EXERCISE AIM: Output all entries verbatim. Skip pictures.

INPUT DATA:
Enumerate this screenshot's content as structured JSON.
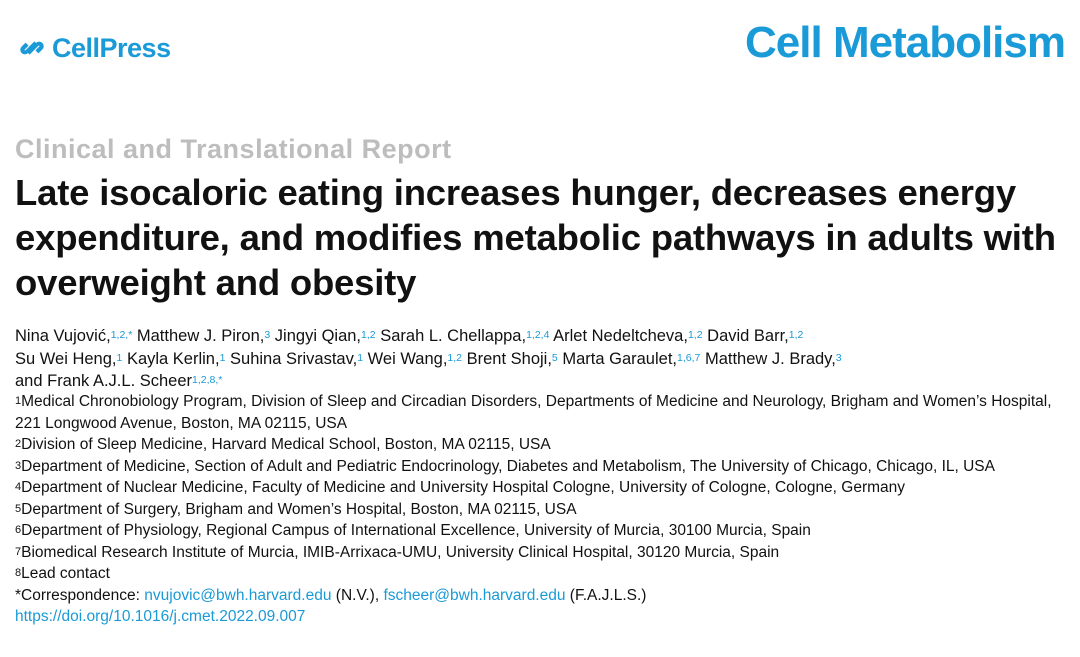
{
  "header": {
    "publisher": "CellPress",
    "journal": "Cell Metabolism",
    "brand_color": "#1a9ad6"
  },
  "article": {
    "category": "Clinical and Translational Report",
    "title": "Late isocaloric eating increases hunger, decreases energy expenditure, and modifies metabolic pathways in adults with overweight and obesity"
  },
  "authors": [
    {
      "name": "Nina Vujović,",
      "sup": "1,2,*"
    },
    {
      "name": "Matthew J. Piron,",
      "sup": "3"
    },
    {
      "name": "Jingyi Qian,",
      "sup": "1,2"
    },
    {
      "name": "Sarah L. Chellappa,",
      "sup": "1,2,4"
    },
    {
      "name": "Arlet Nedeltcheva,",
      "sup": "1,2"
    },
    {
      "name": "David Barr,",
      "sup": "1,2"
    },
    {
      "name": "Su Wei Heng,",
      "sup": "1"
    },
    {
      "name": "Kayla Kerlin,",
      "sup": "1"
    },
    {
      "name": "Suhina Srivastav,",
      "sup": "1"
    },
    {
      "name": "Wei Wang,",
      "sup": "1,2"
    },
    {
      "name": "Brent Shoji,",
      "sup": "5"
    },
    {
      "name": "Marta Garaulet,",
      "sup": "1,6,7"
    },
    {
      "name": "Matthew J. Brady,",
      "sup": "3"
    },
    {
      "name": "and Frank A.J.L. Scheer",
      "sup": "1,2,8,*"
    }
  ],
  "affiliations": [
    {
      "num": "1",
      "text": "Medical Chronobiology Program, Division of Sleep and Circadian Disorders, Departments of Medicine and Neurology, Brigham and Women’s Hospital, 221 Longwood Avenue, Boston, MA 02115, USA"
    },
    {
      "num": "2",
      "text": "Division of Sleep Medicine, Harvard Medical School, Boston, MA 02115, USA"
    },
    {
      "num": "3",
      "text": "Department of Medicine, Section of Adult and Pediatric Endocrinology, Diabetes and Metabolism, The University of Chicago, Chicago, IL, USA"
    },
    {
      "num": "4",
      "text": "Department of Nuclear Medicine, Faculty of Medicine and University Hospital Cologne, University of Cologne, Cologne, Germany"
    },
    {
      "num": "5",
      "text": "Department of Surgery, Brigham and Women’s Hospital, Boston, MA 02115, USA"
    },
    {
      "num": "6",
      "text": "Department of Physiology, Regional Campus of International Excellence, University of Murcia, 30100 Murcia, Spain"
    },
    {
      "num": "7",
      "text": "Biomedical Research Institute of Murcia, IMIB-Arrixaca-UMU, University Clinical Hospital, 30120 Murcia, Spain"
    },
    {
      "num": "8",
      "text": "Lead contact"
    }
  ],
  "correspondence": {
    "label": "*Correspondence:",
    "email1": "nvujovic@bwh.harvard.edu",
    "initials1": "(N.V.),",
    "email2": "fscheer@bwh.harvard.edu",
    "initials2": "(F.A.J.L.S.)"
  },
  "doi": "https://doi.org/10.1016/j.cmet.2022.09.007"
}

EXERCISE RESULT:
Enumerate this screenshot's content as structured JSON.
{
  "header": {
    "publisher": "CellPress",
    "journal": "Cell Metabolism",
    "brand_color": "#1a9ad6"
  },
  "article": {
    "category": "Clinical and Translational Report",
    "title": "Late isocaloric eating increases hunger, decreases energy expenditure, and modifies metabolic pathways in adults with overweight and obesity"
  },
  "authors": [
    {
      "name": "Nina Vujović,",
      "sup": "1,2,*"
    },
    {
      "name": "Matthew J. Piron,",
      "sup": "3"
    },
    {
      "name": "Jingyi Qian,",
      "sup": "1,2"
    },
    {
      "name": "Sarah L. Chellappa,",
      "sup": "1,2,4"
    },
    {
      "name": "Arlet Nedeltcheva,",
      "sup": "1,2"
    },
    {
      "name": "David Barr,",
      "sup": "1,2"
    },
    {
      "name": "Su Wei Heng,",
      "sup": "1"
    },
    {
      "name": "Kayla Kerlin,",
      "sup": "1"
    },
    {
      "name": "Suhina Srivastav,",
      "sup": "1"
    },
    {
      "name": "Wei Wang,",
      "sup": "1,2"
    },
    {
      "name": "Brent Shoji,",
      "sup": "5"
    },
    {
      "name": "Marta Garaulet,",
      "sup": "1,6,7"
    },
    {
      "name": "Matthew J. Brady,",
      "sup": "3"
    },
    {
      "name": "and Frank A.J.L. Scheer",
      "sup": "1,2,8,*"
    }
  ],
  "affiliations": [
    {
      "num": "1",
      "text": "Medical Chronobiology Program, Division of Sleep and Circadian Disorders, Departments of Medicine and Neurology, Brigham and Women’s Hospital, 221 Longwood Avenue, Boston, MA 02115, USA"
    },
    {
      "num": "2",
      "text": "Division of Sleep Medicine, Harvard Medical School, Boston, MA 02115, USA"
    },
    {
      "num": "3",
      "text": "Department of Medicine, Section of Adult and Pediatric Endocrinology, Diabetes and Metabolism, The University of Chicago, Chicago, IL, USA"
    },
    {
      "num": "4",
      "text": "Department of Nuclear Medicine, Faculty of Medicine and University Hospital Cologne, University of Cologne, Cologne, Germany"
    },
    {
      "num": "5",
      "text": "Department of Surgery, Brigham and Women’s Hospital, Boston, MA 02115, USA"
    },
    {
      "num": "6",
      "text": "Department of Physiology, Regional Campus of International Excellence, University of Murcia, 30100 Murcia, Spain"
    },
    {
      "num": "7",
      "text": "Biomedical Research Institute of Murcia, IMIB-Arrixaca-UMU, University Clinical Hospital, 30120 Murcia, Spain"
    },
    {
      "num": "8",
      "text": "Lead contact"
    }
  ],
  "correspondence": {
    "label": "*Correspondence:",
    "email1": "nvujovic@bwh.harvard.edu",
    "initials1": "(N.V.),",
    "email2": "fscheer@bwh.harvard.edu",
    "initials2": "(F.A.J.L.S.)"
  },
  "doi": "https://doi.org/10.1016/j.cmet.2022.09.007"
}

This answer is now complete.